Goal:
Filter the lines below, copying only those with the string "grupos".

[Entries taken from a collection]
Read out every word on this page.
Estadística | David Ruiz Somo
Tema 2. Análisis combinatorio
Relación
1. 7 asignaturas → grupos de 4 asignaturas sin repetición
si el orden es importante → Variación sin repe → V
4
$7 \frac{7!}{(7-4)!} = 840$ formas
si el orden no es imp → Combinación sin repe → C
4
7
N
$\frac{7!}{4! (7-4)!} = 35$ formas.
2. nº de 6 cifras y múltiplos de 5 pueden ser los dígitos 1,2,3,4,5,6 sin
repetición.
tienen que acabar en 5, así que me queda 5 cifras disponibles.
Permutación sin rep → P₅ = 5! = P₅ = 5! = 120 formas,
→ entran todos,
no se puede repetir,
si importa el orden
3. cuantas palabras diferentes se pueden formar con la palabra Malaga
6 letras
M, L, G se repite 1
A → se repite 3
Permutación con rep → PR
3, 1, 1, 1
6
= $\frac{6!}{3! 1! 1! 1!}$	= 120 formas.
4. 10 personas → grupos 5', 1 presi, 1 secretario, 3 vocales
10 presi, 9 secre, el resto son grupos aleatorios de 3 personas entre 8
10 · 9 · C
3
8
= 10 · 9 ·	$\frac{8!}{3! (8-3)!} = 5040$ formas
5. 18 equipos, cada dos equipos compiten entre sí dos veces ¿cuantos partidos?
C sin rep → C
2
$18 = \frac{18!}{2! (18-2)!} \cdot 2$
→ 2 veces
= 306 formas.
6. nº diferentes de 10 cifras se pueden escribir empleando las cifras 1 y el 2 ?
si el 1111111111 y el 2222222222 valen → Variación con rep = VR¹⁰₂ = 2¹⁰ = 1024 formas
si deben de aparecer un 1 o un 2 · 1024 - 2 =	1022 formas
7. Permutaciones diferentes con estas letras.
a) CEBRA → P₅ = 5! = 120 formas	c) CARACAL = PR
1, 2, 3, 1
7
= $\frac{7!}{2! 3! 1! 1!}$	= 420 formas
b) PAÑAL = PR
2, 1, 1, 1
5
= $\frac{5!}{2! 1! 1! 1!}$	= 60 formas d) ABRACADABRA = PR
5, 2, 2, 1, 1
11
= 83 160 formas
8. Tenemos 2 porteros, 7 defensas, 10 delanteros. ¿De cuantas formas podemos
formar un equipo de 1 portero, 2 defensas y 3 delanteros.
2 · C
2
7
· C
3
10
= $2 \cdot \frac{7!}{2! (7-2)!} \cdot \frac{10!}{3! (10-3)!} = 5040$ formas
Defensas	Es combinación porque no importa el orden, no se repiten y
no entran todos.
==
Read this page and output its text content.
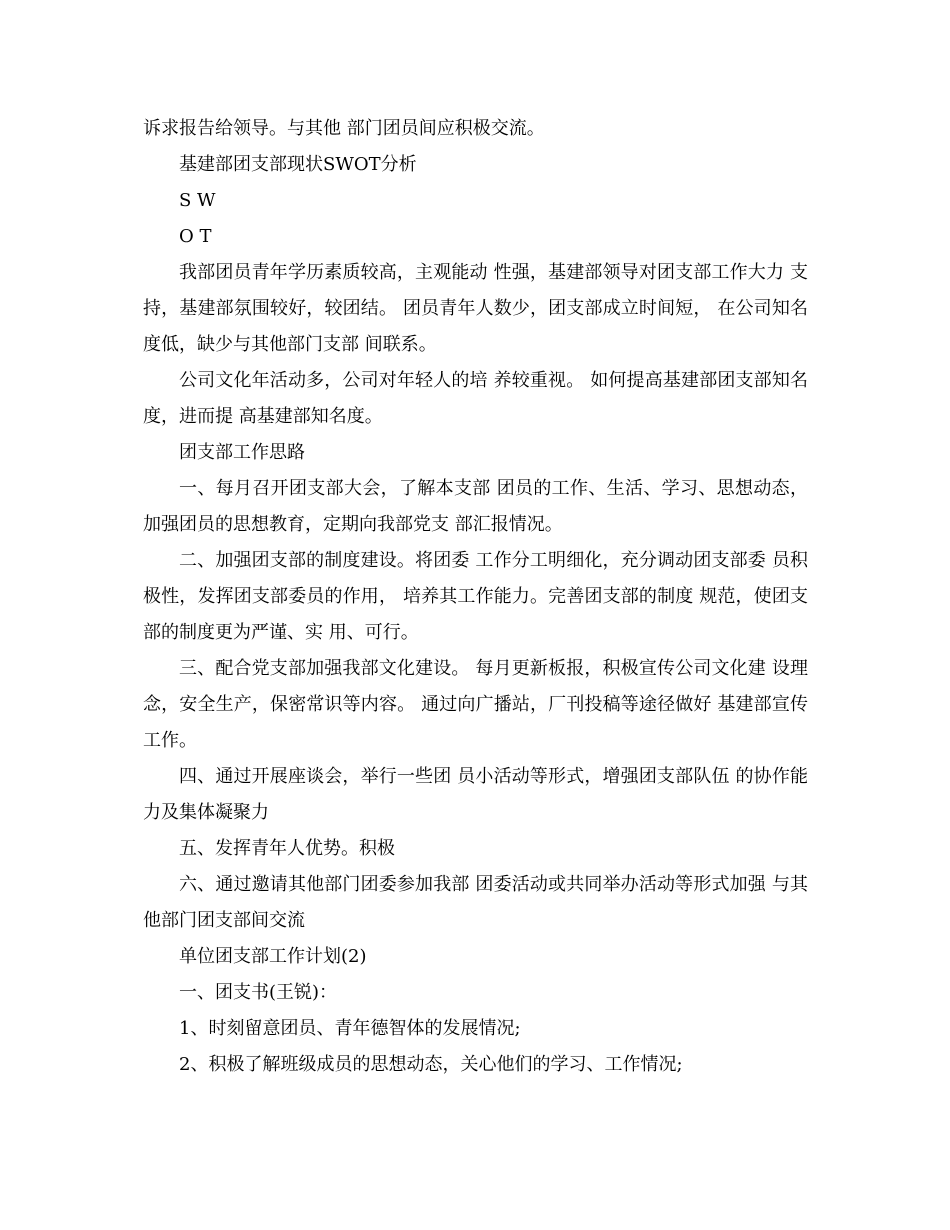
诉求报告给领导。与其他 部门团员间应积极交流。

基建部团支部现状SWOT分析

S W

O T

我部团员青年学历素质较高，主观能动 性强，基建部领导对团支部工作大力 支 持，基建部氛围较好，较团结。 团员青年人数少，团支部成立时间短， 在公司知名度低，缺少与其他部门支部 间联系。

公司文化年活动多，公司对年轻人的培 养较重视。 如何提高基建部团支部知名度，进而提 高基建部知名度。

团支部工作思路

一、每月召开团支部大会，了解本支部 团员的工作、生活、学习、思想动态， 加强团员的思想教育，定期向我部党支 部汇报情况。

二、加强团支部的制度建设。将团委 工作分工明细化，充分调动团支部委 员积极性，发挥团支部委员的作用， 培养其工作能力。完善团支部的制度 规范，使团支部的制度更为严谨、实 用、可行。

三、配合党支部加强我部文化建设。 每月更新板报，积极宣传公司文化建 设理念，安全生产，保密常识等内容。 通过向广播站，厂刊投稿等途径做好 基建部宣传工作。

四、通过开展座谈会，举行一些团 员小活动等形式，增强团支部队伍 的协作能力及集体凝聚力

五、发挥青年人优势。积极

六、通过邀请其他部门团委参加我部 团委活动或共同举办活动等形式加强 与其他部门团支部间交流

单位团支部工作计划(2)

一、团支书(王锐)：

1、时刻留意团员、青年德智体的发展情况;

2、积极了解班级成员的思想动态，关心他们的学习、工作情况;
...
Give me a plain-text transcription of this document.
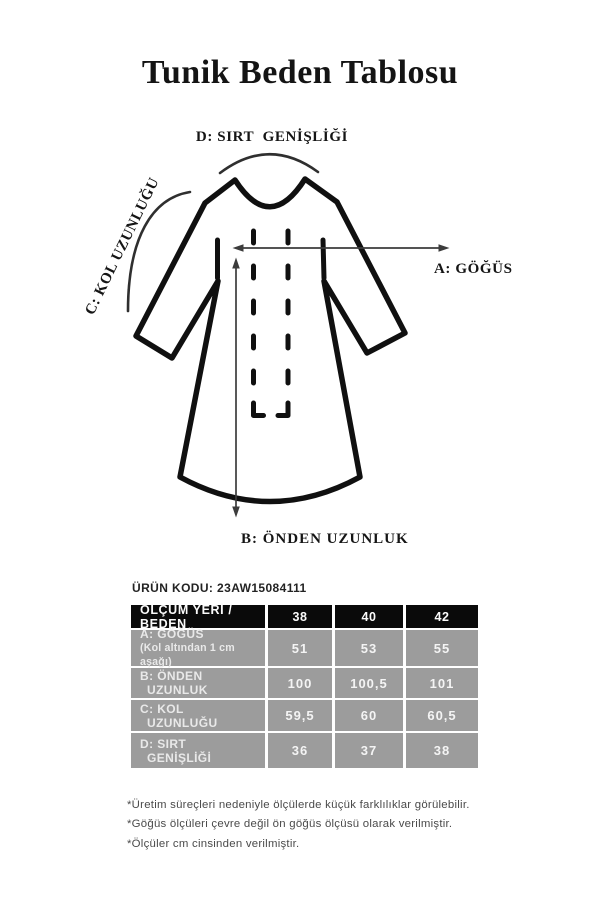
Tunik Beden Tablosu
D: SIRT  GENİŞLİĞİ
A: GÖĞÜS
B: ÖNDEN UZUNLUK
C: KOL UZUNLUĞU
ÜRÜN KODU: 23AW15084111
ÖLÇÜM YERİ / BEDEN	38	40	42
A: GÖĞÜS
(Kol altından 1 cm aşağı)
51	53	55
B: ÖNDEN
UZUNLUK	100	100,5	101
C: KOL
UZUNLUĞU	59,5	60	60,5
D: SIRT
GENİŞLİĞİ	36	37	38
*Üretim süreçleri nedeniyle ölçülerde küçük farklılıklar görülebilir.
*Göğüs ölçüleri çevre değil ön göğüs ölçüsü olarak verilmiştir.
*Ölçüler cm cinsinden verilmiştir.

Output of the task:
1. 7 asignaturas → grupos de 4 asignaturas sin repetición
4. 10 personas → grupos 5', 1 presi, 1 secretario, 3 vocales
10 presi, 9 secre, el resto son grupos aleatorios de 3 personas entre 8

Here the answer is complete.